**Given request**
Copy the data precisely, keeping every character.

**Given data**

+ + + + + + +

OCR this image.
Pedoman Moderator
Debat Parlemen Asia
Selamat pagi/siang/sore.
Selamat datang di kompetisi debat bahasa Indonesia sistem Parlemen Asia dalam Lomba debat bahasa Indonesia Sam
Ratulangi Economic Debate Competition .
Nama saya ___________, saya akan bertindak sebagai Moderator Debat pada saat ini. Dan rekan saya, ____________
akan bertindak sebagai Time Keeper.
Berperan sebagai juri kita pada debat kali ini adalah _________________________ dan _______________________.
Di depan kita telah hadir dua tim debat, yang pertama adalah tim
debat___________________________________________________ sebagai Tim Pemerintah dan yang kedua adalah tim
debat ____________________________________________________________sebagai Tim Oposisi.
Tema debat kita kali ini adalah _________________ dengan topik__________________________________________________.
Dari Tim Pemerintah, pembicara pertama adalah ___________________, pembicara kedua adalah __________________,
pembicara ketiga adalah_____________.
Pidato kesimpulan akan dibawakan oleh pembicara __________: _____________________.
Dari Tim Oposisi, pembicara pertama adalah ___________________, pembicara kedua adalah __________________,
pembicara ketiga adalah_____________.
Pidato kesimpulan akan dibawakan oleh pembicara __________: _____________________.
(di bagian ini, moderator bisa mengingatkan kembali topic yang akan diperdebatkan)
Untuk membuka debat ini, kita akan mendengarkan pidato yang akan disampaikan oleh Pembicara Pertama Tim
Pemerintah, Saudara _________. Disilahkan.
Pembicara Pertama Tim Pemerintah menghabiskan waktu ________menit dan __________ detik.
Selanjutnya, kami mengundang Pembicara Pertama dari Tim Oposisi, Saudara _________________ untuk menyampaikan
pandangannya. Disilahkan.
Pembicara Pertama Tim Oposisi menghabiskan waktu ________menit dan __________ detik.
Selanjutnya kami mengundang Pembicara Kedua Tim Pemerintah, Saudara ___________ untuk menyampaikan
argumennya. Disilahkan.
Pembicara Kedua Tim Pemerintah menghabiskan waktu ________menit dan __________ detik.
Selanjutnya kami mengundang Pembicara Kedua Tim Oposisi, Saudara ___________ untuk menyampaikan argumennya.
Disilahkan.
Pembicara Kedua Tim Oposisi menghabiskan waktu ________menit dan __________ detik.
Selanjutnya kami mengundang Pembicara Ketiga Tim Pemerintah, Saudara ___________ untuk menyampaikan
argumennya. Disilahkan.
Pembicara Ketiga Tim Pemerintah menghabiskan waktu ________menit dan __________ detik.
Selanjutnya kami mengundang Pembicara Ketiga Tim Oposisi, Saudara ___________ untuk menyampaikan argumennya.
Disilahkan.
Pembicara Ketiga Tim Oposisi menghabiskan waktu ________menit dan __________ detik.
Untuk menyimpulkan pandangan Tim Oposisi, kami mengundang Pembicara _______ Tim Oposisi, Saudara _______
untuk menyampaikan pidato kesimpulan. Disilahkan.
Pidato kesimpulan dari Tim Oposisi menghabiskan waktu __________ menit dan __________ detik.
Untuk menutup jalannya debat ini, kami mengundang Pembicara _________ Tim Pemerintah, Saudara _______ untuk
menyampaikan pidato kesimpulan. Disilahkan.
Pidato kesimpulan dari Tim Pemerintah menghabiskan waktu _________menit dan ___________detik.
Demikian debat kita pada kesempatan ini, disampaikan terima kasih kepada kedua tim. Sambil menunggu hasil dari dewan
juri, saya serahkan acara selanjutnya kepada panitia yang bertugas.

+ + + + + + +

**The result**
OCR this image.
Pedoman Moderator
Debat Parlemen Asia
Selamat pagi/siang/sore.
Selamat datang di kompetisi debat bahasa Indonesia sistem Parlemen Asia dalam Lomba debat bahasa Indonesia Sam
Ratulangi Economic Debate Competition .
Nama saya ___________, saya akan bertindak sebagai Moderator Debat pada saat ini. Dan rekan saya, ____________
akan bertindak sebagai Time Keeper.
Berperan sebagai juri kita pada debat kali ini adalah _________________________ dan _______________________.
Di depan kita telah hadir dua tim debat, yang pertama adalah tim
debat___________________________________________________ sebagai Tim Pemerintah dan yang kedua adalah tim
debat ____________________________________________________________sebagai Tim Oposisi.
Tema debat kita kali ini adalah _________________ dengan topik__________________________________________________.
Dari Tim Pemerintah, pembicara pertama adalah ___________________, pembicara kedua adalah __________________,
pembicara ketiga adalah_____________.
Pidato kesimpulan akan dibawakan oleh pembicara __________: _____________________.
Dari Tim Oposisi, pembicara pertama adalah ___________________, pembicara kedua adalah __________________,
pembicara ketiga adalah_____________.
Pidato kesimpulan akan dibawakan oleh pembicara __________: _____________________.
(di bagian ini, moderator bisa mengingatkan kembali topic yang akan diperdebatkan)
Untuk membuka debat ini, kita akan mendengarkan pidato yang akan disampaikan oleh Pembicara Pertama Tim
Pemerintah, Saudara _________. Disilahkan.
Pembicara Pertama Tim Pemerintah menghabiskan waktu ________menit dan __________ detik.
Selanjutnya, kami mengundang Pembicara Pertama dari Tim Oposisi, Saudara _________________ untuk menyampaikan
pandangannya. Disilahkan.
Pembicara Pertama Tim Oposisi menghabiskan waktu ________menit dan __________ detik.
Selanjutnya kami mengundang Pembicara Kedua Tim Pemerintah, Saudara ___________ untuk menyampaikan
argumennya. Disilahkan.
Pembicara Kedua Tim Pemerintah menghabiskan waktu ________menit dan __________ detik.
Selanjutnya kami mengundang Pembicara Kedua Tim Oposisi, Saudara ___________ untuk menyampaikan argumennya.
Disilahkan.
Pembicara Kedua Tim Oposisi menghabiskan waktu ________menit dan __________ detik.
Selanjutnya kami mengundang Pembicara Ketiga Tim Pemerintah, Saudara ___________ untuk menyampaikan
argumennya. Disilahkan.
Pembicara Ketiga Tim Pemerintah menghabiskan waktu ________menit dan __________ detik.
Selanjutnya kami mengundang Pembicara Ketiga Tim Oposisi, Saudara ___________ untuk menyampaikan argumennya.
Disilahkan.
Pembicara Ketiga Tim Oposisi menghabiskan waktu ________menit dan __________ detik.
Untuk menyimpulkan pandangan Tim Oposisi, kami mengundang Pembicara _______ Tim Oposisi, Saudara _______
untuk menyampaikan pidato kesimpulan. Disilahkan.
Pidato kesimpulan dari Tim Oposisi menghabiskan waktu __________ menit dan __________ detik.
Untuk menutup jalannya debat ini, kami mengundang Pembicara _________ Tim Pemerintah, Saudara _______ untuk
menyampaikan pidato kesimpulan. Disilahkan.
Pidato kesimpulan dari Tim Pemerintah menghabiskan waktu _________menit dan ___________detik.
Demikian debat kita pada kesempatan ini, disampaikan terima kasih kepada kedua tim. Sambil menunggu hasil dari dewan
juri, saya serahkan acara selanjutnya kepada panitia yang bertugas.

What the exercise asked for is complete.